Task requirements:
Extract the text of each entry below exactly, leaving every image behind.

Raw data:
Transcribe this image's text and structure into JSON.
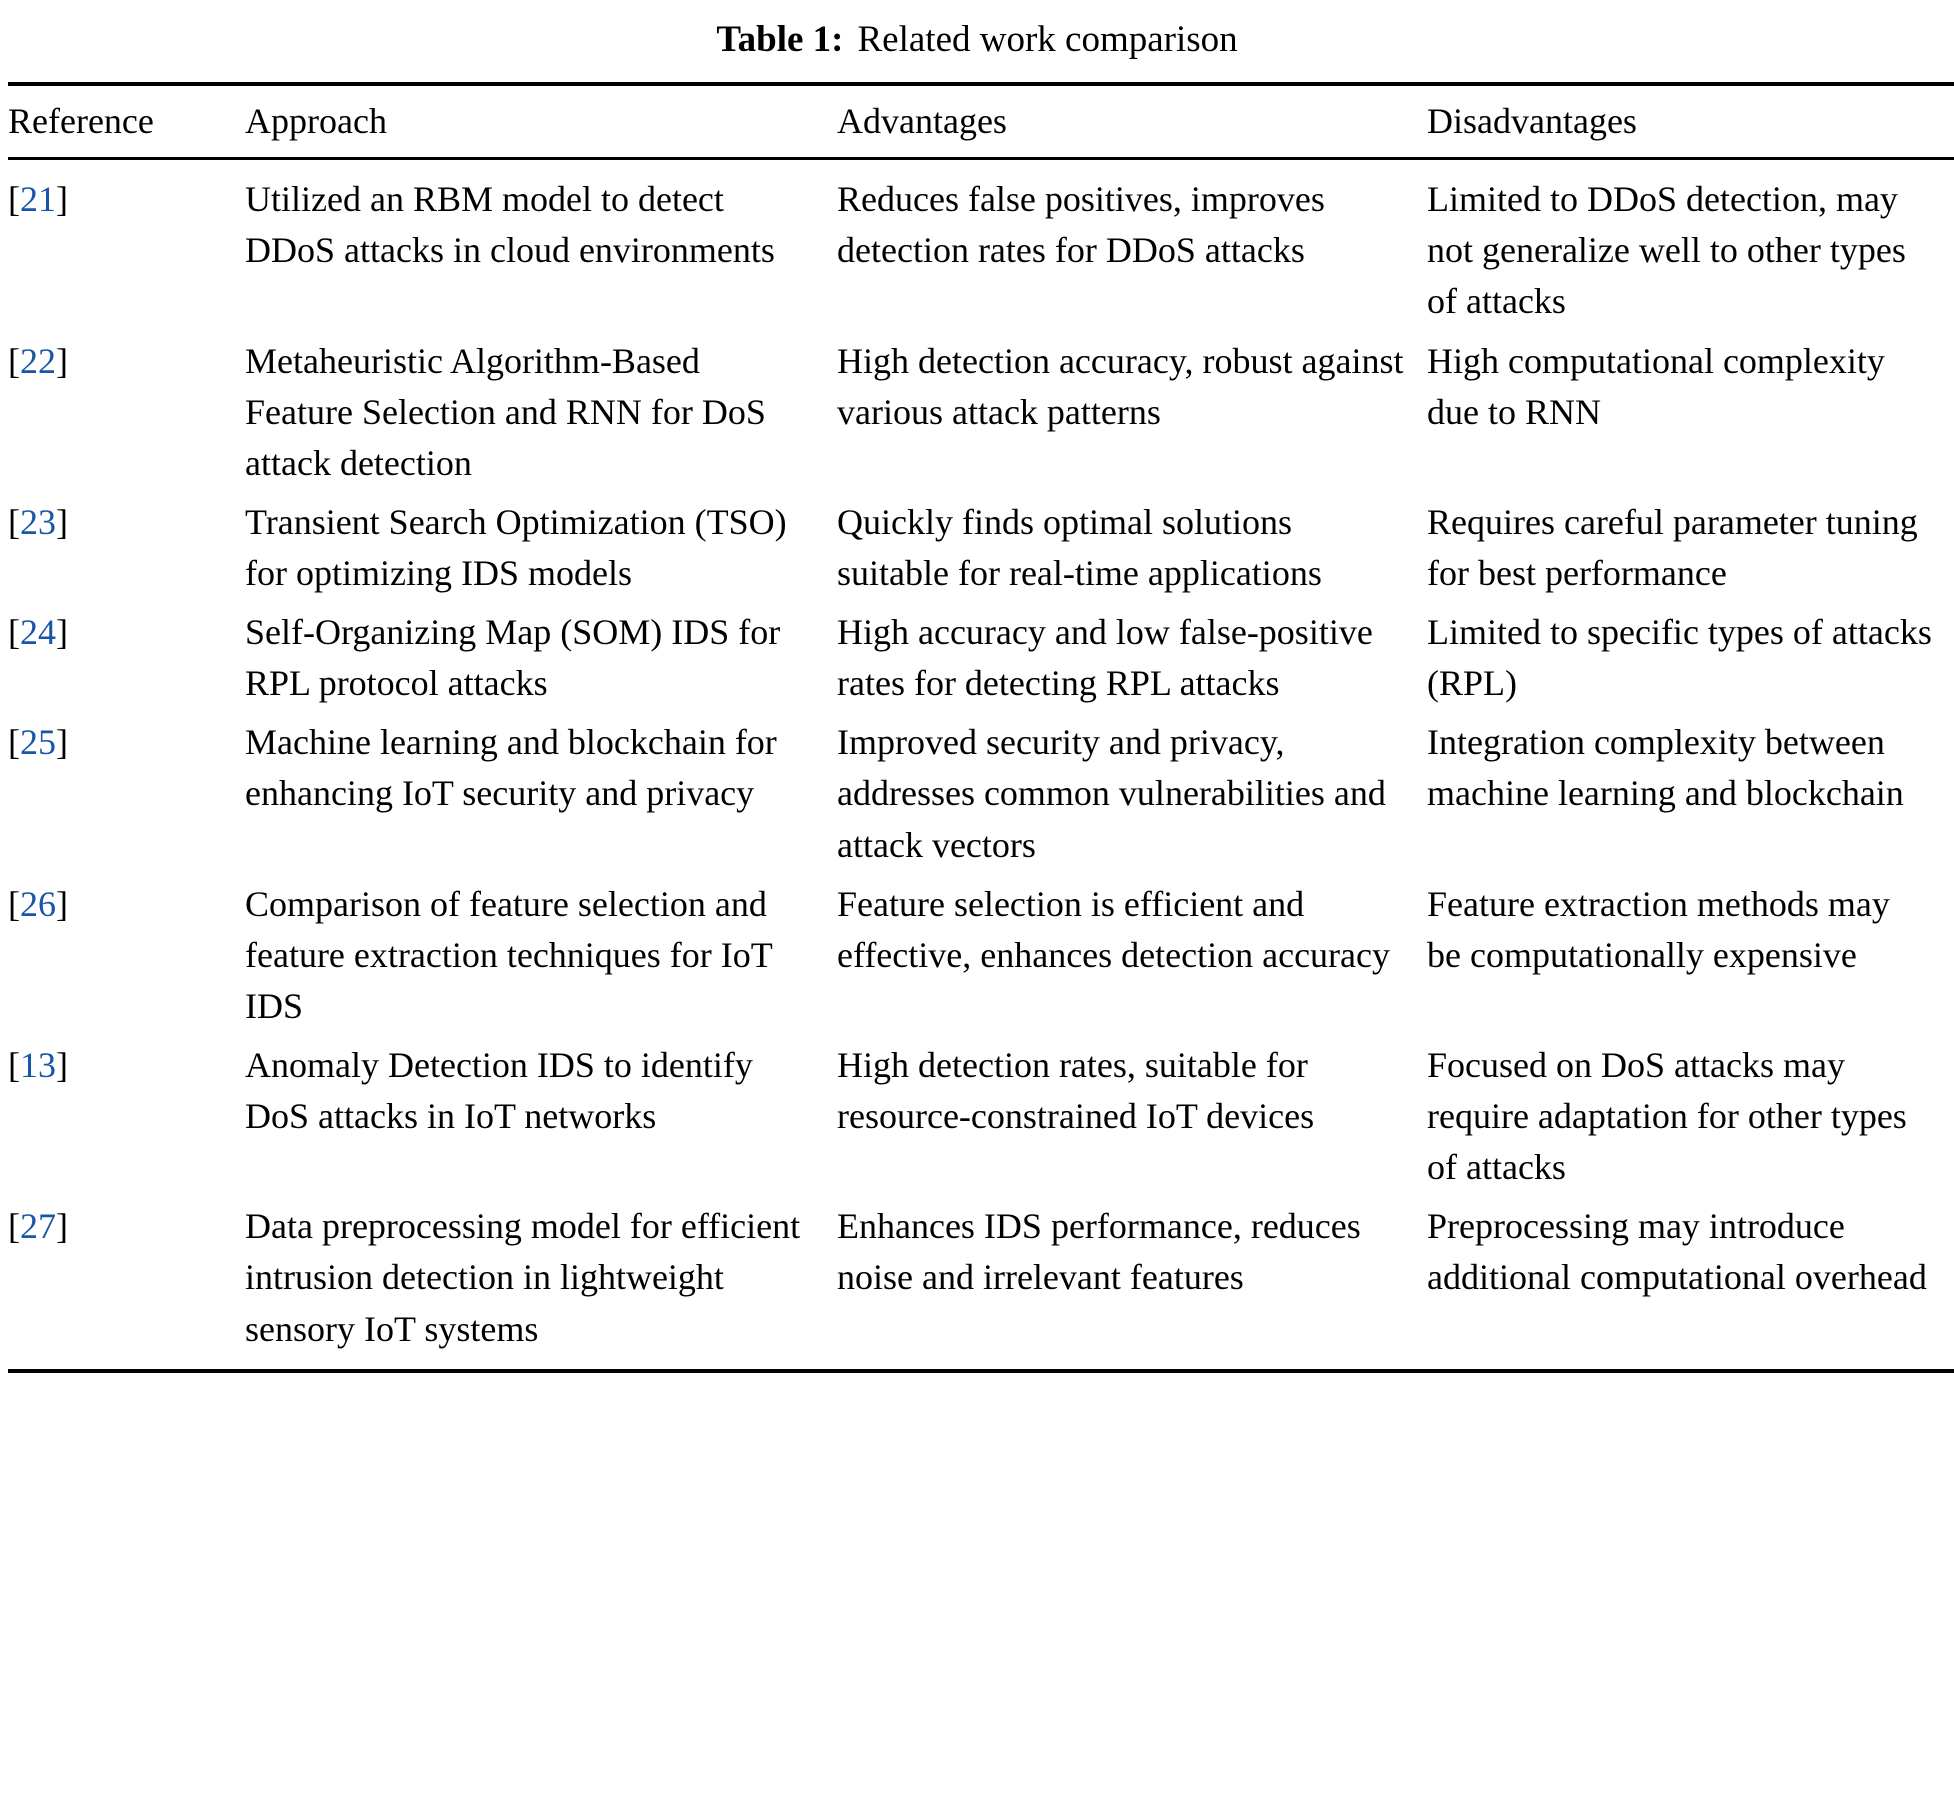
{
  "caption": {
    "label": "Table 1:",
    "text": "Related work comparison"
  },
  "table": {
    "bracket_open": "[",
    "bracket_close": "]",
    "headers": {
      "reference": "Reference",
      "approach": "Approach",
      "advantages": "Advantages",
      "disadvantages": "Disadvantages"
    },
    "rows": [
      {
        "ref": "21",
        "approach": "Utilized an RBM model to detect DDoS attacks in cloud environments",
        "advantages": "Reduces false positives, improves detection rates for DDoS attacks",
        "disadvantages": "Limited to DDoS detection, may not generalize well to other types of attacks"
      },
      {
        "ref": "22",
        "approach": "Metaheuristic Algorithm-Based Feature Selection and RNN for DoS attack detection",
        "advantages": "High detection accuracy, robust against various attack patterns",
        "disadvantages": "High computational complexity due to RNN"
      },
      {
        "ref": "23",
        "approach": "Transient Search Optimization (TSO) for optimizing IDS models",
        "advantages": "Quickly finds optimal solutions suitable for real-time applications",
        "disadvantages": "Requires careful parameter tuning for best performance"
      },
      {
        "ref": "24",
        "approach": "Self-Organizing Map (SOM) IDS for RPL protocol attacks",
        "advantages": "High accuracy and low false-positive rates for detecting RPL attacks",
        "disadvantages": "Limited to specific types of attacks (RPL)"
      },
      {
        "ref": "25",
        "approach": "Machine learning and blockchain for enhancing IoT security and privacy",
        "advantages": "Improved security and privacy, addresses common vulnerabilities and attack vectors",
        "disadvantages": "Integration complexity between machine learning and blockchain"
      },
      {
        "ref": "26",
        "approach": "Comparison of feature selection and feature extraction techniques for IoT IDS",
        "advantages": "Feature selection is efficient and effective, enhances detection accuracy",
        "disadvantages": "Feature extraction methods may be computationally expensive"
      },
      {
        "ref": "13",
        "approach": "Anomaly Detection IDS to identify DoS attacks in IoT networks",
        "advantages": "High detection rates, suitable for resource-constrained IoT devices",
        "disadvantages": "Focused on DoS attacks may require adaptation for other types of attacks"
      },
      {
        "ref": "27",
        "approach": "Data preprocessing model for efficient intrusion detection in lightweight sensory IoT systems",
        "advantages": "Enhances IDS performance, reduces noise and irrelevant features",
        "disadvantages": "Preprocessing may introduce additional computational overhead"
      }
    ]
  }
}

Right answer:
Transcribe this image's text and structure into JSON.
{
  "caption": {
    "label": "Table 1:",
    "text": "Related work comparison"
  },
  "table": {
    "bracket_open": "[",
    "bracket_close": "]",
    "headers": {
      "reference": "Reference",
      "approach": "Approach",
      "advantages": "Advantages",
      "disadvantages": "Disadvantages"
    },
    "rows": [
      {
        "ref": "21",
        "approach": "Utilized an RBM model to detect DDoS attacks in cloud environments",
        "advantages": "Reduces false positives, improves detection rates for DDoS attacks",
        "disadvantages": "Limited to DDoS detection, may not generalize well to other types of attacks"
      },
      {
        "ref": "22",
        "approach": "Metaheuristic Algorithm-Based Feature Selection and RNN for DoS attack detection",
        "advantages": "High detection accuracy, robust against various attack patterns",
        "disadvantages": "High computational complexity due to RNN"
      },
      {
        "ref": "23",
        "approach": "Transient Search Optimization (TSO) for optimizing IDS models",
        "advantages": "Quickly finds optimal solutions suitable for real-time applications",
        "disadvantages": "Requires careful parameter tuning for best performance"
      },
      {
        "ref": "24",
        "approach": "Self-Organizing Map (SOM) IDS for RPL protocol attacks",
        "advantages": "High accuracy and low false-positive rates for detecting RPL attacks",
        "disadvantages": "Limited to specific types of attacks (RPL)"
      },
      {
        "ref": "25",
        "approach": "Machine learning and blockchain for enhancing IoT security and privacy",
        "advantages": "Improved security and privacy, addresses common vulnerabilities and attack vectors",
        "disadvantages": "Integration complexity between machine learning and blockchain"
      },
      {
        "ref": "26",
        "approach": "Comparison of feature selection and feature extraction techniques for IoT IDS",
        "advantages": "Feature selection is efficient and effective, enhances detection accuracy",
        "disadvantages": "Feature extraction methods may be computationally expensive"
      },
      {
        "ref": "13",
        "approach": "Anomaly Detection IDS to identify DoS attacks in IoT networks",
        "advantages": "High detection rates, suitable for resource-constrained IoT devices",
        "disadvantages": "Focused on DoS attacks may require adaptation for other types of attacks"
      },
      {
        "ref": "27",
        "approach": "Data preprocessing model for efficient intrusion detection in lightweight sensory IoT systems",
        "advantages": "Enhances IDS performance, reduces noise and irrelevant features",
        "disadvantages": "Preprocessing may introduce additional computational overhead"
      }
    ]
  }
}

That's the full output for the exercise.